• _STORED ROWS_:
----------------

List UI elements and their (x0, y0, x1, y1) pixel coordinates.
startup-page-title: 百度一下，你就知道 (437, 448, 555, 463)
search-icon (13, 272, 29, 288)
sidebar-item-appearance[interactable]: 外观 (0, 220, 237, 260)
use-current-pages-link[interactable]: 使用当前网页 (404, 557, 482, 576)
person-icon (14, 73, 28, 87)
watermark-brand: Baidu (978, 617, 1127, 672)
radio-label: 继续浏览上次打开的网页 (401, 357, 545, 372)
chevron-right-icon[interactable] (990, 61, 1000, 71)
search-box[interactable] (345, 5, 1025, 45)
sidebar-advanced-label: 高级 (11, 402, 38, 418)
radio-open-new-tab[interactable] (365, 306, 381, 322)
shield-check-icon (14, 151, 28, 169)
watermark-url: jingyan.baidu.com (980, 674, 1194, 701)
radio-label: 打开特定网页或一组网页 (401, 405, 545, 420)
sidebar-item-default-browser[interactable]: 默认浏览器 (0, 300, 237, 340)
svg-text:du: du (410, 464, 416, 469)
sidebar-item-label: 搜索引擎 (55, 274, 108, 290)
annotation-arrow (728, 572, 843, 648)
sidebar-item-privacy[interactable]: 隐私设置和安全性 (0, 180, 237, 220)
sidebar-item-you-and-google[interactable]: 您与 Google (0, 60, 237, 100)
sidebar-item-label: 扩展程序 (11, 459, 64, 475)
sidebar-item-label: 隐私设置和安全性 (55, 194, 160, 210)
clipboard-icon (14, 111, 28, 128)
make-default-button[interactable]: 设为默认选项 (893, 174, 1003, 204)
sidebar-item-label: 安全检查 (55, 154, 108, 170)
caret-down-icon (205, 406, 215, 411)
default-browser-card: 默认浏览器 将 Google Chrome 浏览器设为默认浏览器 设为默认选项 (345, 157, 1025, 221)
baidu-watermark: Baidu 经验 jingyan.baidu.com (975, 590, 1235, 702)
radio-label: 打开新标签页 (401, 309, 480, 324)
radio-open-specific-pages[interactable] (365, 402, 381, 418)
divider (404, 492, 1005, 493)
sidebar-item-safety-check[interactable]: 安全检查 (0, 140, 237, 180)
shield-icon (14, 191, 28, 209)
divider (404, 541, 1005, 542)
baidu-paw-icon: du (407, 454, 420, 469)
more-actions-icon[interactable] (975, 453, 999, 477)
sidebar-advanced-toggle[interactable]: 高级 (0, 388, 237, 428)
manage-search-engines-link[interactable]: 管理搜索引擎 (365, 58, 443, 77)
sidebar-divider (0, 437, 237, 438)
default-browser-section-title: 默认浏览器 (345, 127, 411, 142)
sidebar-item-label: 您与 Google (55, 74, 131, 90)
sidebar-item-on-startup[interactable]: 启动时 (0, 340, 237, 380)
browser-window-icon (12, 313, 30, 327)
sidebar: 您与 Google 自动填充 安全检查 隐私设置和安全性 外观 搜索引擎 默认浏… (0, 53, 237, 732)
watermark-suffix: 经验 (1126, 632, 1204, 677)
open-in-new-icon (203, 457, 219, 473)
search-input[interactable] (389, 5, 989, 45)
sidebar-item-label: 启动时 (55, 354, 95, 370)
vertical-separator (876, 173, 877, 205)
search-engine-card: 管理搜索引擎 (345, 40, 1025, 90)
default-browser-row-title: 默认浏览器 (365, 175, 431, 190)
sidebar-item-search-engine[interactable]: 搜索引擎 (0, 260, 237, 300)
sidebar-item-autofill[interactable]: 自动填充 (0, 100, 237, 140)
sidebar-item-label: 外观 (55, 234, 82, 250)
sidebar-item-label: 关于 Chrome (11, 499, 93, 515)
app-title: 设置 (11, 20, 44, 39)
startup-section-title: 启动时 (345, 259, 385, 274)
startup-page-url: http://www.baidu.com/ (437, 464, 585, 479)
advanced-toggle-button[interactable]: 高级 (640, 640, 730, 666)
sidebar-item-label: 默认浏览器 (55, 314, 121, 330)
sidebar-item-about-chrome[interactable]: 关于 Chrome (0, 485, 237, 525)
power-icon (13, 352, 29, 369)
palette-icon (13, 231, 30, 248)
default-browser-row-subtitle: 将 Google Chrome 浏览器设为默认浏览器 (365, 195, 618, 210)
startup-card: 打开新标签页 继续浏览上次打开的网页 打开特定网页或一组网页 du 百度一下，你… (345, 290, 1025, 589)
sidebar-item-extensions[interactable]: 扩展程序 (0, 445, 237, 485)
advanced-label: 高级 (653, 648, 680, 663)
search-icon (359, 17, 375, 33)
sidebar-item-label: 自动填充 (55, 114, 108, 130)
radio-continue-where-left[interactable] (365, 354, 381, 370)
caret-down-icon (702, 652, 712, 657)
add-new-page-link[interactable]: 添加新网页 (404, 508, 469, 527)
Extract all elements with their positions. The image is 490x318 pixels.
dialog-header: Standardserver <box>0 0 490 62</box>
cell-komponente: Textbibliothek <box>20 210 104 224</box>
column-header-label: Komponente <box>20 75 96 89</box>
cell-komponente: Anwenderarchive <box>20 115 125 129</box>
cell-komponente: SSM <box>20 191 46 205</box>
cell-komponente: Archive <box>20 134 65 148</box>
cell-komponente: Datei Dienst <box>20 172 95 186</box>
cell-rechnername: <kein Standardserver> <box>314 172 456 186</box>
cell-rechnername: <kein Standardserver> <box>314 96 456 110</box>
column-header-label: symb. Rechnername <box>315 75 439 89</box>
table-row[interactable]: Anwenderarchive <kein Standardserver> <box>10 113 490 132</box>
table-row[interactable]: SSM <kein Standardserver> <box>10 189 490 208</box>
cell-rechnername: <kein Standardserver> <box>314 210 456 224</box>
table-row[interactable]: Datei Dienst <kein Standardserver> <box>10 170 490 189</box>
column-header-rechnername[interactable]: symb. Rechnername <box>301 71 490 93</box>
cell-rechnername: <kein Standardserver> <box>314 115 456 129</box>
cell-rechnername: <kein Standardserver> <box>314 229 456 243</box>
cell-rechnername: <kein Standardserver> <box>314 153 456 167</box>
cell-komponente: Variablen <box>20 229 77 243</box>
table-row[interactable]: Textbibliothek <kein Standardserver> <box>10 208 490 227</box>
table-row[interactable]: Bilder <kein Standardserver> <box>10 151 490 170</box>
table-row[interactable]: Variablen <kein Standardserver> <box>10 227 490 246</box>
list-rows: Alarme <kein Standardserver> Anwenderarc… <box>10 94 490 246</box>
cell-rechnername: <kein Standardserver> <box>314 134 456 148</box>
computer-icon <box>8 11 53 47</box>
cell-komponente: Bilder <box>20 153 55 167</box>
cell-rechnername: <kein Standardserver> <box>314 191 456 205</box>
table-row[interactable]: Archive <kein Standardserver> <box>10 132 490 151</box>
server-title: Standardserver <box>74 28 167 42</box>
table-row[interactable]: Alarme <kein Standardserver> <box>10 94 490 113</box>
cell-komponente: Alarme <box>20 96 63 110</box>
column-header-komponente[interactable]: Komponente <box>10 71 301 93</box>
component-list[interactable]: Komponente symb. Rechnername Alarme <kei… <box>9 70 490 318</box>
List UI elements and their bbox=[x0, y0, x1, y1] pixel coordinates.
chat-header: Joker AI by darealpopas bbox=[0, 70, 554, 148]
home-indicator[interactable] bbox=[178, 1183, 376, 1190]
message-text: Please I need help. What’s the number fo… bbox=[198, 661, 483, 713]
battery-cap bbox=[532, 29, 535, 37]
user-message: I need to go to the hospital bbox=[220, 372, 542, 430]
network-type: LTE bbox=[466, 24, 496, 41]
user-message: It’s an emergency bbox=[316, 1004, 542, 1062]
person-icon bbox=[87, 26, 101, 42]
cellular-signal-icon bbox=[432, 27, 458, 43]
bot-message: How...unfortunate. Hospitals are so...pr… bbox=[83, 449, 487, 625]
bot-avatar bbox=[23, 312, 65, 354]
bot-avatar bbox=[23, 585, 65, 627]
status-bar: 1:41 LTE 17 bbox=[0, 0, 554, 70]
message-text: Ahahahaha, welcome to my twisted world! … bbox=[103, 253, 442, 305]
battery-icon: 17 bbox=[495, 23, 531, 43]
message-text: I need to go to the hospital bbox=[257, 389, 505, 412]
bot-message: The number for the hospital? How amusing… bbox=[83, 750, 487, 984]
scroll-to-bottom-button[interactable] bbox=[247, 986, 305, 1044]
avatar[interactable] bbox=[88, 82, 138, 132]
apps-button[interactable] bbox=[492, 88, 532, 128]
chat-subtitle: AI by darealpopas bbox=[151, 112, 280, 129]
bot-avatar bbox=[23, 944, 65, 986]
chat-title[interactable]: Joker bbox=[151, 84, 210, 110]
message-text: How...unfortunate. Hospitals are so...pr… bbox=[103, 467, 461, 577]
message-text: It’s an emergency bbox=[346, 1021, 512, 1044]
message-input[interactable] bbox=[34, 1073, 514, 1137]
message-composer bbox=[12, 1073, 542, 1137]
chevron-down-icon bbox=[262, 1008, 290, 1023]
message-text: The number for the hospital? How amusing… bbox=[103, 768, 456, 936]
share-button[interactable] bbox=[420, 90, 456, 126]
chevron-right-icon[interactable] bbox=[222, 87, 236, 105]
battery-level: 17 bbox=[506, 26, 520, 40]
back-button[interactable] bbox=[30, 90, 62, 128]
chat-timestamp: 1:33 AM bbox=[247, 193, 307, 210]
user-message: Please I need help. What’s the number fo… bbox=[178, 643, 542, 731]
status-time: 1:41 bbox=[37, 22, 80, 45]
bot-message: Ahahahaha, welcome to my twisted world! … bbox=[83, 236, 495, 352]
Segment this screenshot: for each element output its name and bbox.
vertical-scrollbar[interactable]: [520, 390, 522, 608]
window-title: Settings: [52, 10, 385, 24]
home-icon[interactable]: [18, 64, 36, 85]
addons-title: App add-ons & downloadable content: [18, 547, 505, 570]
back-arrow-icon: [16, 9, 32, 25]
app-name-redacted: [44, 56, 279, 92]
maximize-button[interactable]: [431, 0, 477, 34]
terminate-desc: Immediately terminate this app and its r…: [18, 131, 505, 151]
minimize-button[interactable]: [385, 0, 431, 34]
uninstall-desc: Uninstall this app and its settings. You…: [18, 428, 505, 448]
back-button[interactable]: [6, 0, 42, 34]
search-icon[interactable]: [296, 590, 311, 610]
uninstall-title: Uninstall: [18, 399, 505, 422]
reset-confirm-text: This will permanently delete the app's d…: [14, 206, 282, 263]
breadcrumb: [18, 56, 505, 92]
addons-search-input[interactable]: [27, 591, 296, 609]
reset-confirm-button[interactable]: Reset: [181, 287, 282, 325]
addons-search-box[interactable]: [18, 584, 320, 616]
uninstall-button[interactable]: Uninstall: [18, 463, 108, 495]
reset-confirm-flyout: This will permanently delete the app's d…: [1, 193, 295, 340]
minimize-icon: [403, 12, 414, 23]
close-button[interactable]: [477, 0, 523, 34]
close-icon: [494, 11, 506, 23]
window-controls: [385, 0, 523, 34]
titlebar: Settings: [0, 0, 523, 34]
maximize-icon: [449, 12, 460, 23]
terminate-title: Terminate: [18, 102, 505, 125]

----------------

• _REQUIREMENT_:
Rewrite the rows from the first one through the row containing "make-default-button[interactable]: 设为默认选项 (893, 174, 1003, 204)", changing "radio-label" to "option-label" and keeping everything else the same.

• _COMPLETED EXERCISE_:
List UI elements and their (x0, y0, x1, y1) pixel coordinates.
startup-page-title: 百度一下，你就知道 (437, 448, 555, 463)
search-icon (13, 272, 29, 288)
sidebar-item-appearance[interactable]: 外观 (0, 220, 237, 260)
use-current-pages-link[interactable]: 使用当前网页 (404, 557, 482, 576)
person-icon (14, 73, 28, 87)
watermark-brand: Baidu (978, 617, 1127, 672)
option-label: 继续浏览上次打开的网页 (401, 357, 545, 372)
chevron-right-icon[interactable] (990, 61, 1000, 71)
search-box[interactable] (345, 5, 1025, 45)
sidebar-advanced-label: 高级 (11, 402, 38, 418)
radio-open-new-tab[interactable] (365, 306, 381, 322)
shield-check-icon (14, 151, 28, 169)
watermark-url: jingyan.baidu.com (980, 674, 1194, 701)
option-label: 打开特定网页或一组网页 (401, 405, 545, 420)
sidebar-item-default-browser[interactable]: 默认浏览器 (0, 300, 237, 340)
svg-text:du: du (410, 464, 416, 469)
sidebar-item-label: 搜索引擎 (55, 274, 108, 290)
annotation-arrow (728, 572, 843, 648)
sidebar-item-privacy[interactable]: 隐私设置和安全性 (0, 180, 237, 220)
sidebar-item-you-and-google[interactable]: 您与 Google (0, 60, 237, 100)
sidebar-item-label: 扩展程序 (11, 459, 64, 475)
sidebar-item-label: 隐私设置和安全性 (55, 194, 160, 210)
clipboard-icon (14, 111, 28, 128)
make-default-button[interactable]: 设为默认选项 (893, 174, 1003, 204)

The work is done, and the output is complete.